___ Dataset content

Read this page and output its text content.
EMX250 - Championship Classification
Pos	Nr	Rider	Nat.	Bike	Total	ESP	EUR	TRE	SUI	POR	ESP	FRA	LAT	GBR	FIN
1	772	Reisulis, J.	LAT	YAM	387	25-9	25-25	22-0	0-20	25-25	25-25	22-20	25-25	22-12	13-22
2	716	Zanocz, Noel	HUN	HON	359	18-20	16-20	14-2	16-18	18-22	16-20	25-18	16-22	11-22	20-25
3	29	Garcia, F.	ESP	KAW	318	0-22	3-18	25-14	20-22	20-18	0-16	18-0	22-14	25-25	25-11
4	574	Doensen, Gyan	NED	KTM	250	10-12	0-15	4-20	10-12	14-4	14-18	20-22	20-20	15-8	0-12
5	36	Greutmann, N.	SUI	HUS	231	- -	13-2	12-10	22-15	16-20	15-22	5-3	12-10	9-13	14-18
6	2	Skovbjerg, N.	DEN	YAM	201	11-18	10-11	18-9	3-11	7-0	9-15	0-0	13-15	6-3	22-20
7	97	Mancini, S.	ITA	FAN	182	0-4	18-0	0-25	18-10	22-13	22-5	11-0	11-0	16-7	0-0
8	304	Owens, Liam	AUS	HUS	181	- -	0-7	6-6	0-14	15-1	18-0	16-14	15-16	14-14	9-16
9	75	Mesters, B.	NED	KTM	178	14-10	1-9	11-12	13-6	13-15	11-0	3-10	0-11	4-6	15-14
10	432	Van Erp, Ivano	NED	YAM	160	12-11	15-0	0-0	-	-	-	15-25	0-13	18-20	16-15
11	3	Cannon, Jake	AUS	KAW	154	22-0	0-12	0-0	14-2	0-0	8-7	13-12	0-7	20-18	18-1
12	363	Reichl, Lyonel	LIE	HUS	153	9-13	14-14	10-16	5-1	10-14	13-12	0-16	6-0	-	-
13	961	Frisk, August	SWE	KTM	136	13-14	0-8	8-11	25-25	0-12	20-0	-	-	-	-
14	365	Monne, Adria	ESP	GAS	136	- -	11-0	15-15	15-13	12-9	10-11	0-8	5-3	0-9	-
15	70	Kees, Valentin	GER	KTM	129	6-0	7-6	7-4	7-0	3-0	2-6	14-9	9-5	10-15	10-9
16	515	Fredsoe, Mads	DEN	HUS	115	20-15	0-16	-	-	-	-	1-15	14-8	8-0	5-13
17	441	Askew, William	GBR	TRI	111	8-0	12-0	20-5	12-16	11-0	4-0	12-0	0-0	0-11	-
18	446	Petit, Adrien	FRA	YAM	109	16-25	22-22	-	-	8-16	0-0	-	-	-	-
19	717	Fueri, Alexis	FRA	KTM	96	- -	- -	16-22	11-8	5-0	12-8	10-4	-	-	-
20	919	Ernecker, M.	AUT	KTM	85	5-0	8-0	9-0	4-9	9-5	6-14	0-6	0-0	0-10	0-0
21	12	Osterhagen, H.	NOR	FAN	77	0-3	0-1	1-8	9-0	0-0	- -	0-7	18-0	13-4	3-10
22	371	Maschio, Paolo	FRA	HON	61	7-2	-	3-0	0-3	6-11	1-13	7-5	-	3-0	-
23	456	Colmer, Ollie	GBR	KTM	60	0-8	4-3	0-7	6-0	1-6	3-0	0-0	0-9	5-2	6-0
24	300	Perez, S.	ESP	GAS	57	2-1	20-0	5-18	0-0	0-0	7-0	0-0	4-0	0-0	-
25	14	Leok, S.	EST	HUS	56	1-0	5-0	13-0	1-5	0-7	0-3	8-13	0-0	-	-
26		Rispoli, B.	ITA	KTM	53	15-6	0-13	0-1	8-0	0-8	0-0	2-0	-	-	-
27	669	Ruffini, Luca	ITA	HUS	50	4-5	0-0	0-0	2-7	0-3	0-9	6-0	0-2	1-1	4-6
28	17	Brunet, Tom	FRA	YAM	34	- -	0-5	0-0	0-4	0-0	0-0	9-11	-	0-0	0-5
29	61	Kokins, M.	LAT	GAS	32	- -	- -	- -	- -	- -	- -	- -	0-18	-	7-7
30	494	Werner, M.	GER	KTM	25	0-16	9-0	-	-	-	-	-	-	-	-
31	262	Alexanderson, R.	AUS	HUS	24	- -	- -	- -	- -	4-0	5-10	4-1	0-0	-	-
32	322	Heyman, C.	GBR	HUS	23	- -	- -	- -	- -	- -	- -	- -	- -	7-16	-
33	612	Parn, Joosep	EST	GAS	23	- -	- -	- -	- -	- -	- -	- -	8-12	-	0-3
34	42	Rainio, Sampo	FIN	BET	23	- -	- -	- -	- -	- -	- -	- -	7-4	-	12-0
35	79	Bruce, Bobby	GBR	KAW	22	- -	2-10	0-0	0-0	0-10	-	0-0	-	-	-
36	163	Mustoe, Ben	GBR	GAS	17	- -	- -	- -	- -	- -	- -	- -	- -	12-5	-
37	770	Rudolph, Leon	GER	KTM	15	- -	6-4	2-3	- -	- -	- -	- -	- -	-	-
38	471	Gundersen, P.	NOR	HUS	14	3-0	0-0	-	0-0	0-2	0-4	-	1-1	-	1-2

______

• **What to work on**:
Repeat every line of the records above exactly.

• **Task answer**:
Read this page and output its text content.
EMX250 - Championship Classification
Pos	Nr	Rider	Nat.	Bike	Total	ESP	EUR	TRE	SUI	POR	ESP	FRA	LAT	GBR	FIN
1	772	Reisulis, J.	LAT	YAM	387	25-9	25-25	22-0	0-20	25-25	25-25	22-20	25-25	22-12	13-22
2	716	Zanocz, Noel	HUN	HON	359	18-20	16-20	14-2	16-18	18-22	16-20	25-18	16-22	11-22	20-25
3	29	Garcia, F.	ESP	KAW	318	0-22	3-18	25-14	20-22	20-18	0-16	18-0	22-14	25-25	25-11
4	574	Doensen, Gyan	NED	KTM	250	10-12	0-15	4-20	10-12	14-4	14-18	20-22	20-20	15-8	0-12
5	36	Greutmann, N.	SUI	HUS	231	- -	13-2	12-10	22-15	16-20	15-22	5-3	12-10	9-13	14-18
6	2	Skovbjerg, N.	DEN	YAM	201	11-18	10-11	18-9	3-11	7-0	9-15	0-0	13-15	6-3	22-20
7	97	Mancini, S.	ITA	FAN	182	0-4	18-0	0-25	18-10	22-13	22-5	11-0	11-0	16-7	0-0
8	304	Owens, Liam	AUS	HUS	181	- -	0-7	6-6	0-14	15-1	18-0	16-14	15-16	14-14	9-16
9	75	Mesters, B.	NED	KTM	178	14-10	1-9	11-12	13-6	13-15	11-0	3-10	0-11	4-6	15-14
10	432	Van Erp, Ivano	NED	YAM	160	12-11	15-0	0-0	-	-	-	15-25	0-13	18-20	16-15
11	3	Cannon, Jake	AUS	KAW	154	22-0	0-12	0-0	14-2	0-0	8-7	13-12	0-7	20-18	18-1
12	363	Reichl, Lyonel	LIE	HUS	153	9-13	14-14	10-16	5-1	10-14	13-12	0-16	6-0	-	-
13	961	Frisk, August	SWE	KTM	136	13-14	0-8	8-11	25-25	0-12	20-0	-	-	-	-
14	365	Monne, Adria	ESP	GAS	136	- -	11-0	15-15	15-13	12-9	10-11	0-8	5-3	0-9	-
15	70	Kees, Valentin	GER	KTM	129	6-0	7-6	7-4	7-0	3-0	2-6	14-9	9-5	10-15	10-9
16	515	Fredsoe, Mads	DEN	HUS	115	20-15	0-16	-	-	-	-	1-15	14-8	8-0	5-13
17	441	Askew, William	GBR	TRI	111	8-0	12-0	20-5	12-16	11-0	4-0	12-0	0-0	0-11	-
18	446	Petit, Adrien	FRA	YAM	109	16-25	22-22	-	-	8-16	0-0	-	-	-	-
19	717	Fueri, Alexis	FRA	KTM	96	- -	- -	16-22	11-8	5-0	12-8	10-4	-	-	-
20	919	Ernecker, M.	AUT	KTM	85	5-0	8-0	9-0	4-9	9-5	6-14	0-6	0-0	0-10	0-0
21	12	Osterhagen, H.	NOR	FAN	77	0-3	0-1	1-8	9-0	0-0	- -	0-7	18-0	13-4	3-10
22	371	Maschio, Paolo	FRA	HON	61	7-2	-	3-0	0-3	6-11	1-13	7-5	-	3-0	-
23	456	Colmer, Ollie	GBR	KTM	60	0-8	4-3	0-7	6-0	1-6	3-0	0-0	0-9	5-2	6-0
24	300	Perez, S.	ESP	GAS	57	2-1	20-0	5-18	0-0	0-0	7-0	0-0	4-0	0-0	-
25	14	Leok, S.	EST	HUS	56	1-0	5-0	13-0	1-5	0-7	0-3	8-13	0-0	-	-
26		Rispoli, B.	ITA	KTM	53	15-6	0-13	0-1	8-0	0-8	0-0	2-0	-	-	-
27	669	Ruffini, Luca	ITA	HUS	50	4-5	0-0	0-0	2-7	0-3	0-9	6-0	0-2	1-1	4-6
28	17	Brunet, Tom	FRA	YAM	34	- -	0-5	0-0	0-4	0-0	0-0	9-11	-	0-0	0-5
29	61	Kokins, M.	LAT	GAS	32	- -	- -	- -	- -	- -	- -	- -	0-18	-	7-7
30	494	Werner, M.	GER	KTM	25	0-16	9-0	-	-	-	-	-	-	-	-
31	262	Alexanderson, R.	AUS	HUS	24	- -	- -	- -	- -	4-0	5-10	4-1	0-0	-	-
32	322	Heyman, C.	GBR	HUS	23	- -	- -	- -	- -	- -	- -	- -	- -	7-16	-
33	612	Parn, Joosep	EST	GAS	23	- -	- -	- -	- -	- -	- -	- -	8-12	-	0-3
34	42	Rainio, Sampo	FIN	BET	23	- -	- -	- -	- -	- -	- -	- -	7-4	-	12-0
35	79	Bruce, Bobby	GBR	KAW	22	- -	2-10	0-0	0-0	0-10	-	0-0	-	-	-
36	163	Mustoe, Ben	GBR	GAS	17	- -	- -	- -	- -	- -	- -	- -	- -	12-5	-
37	770	Rudolph, Leon	GER	KTM	15	- -	6-4	2-3	- -	- -	- -	- -	- -	-	-
38	471	Gundersen, P.	NOR	HUS	14	3-0	0-0	-	0-0	0-2	0-4	-	1-1	-	1-2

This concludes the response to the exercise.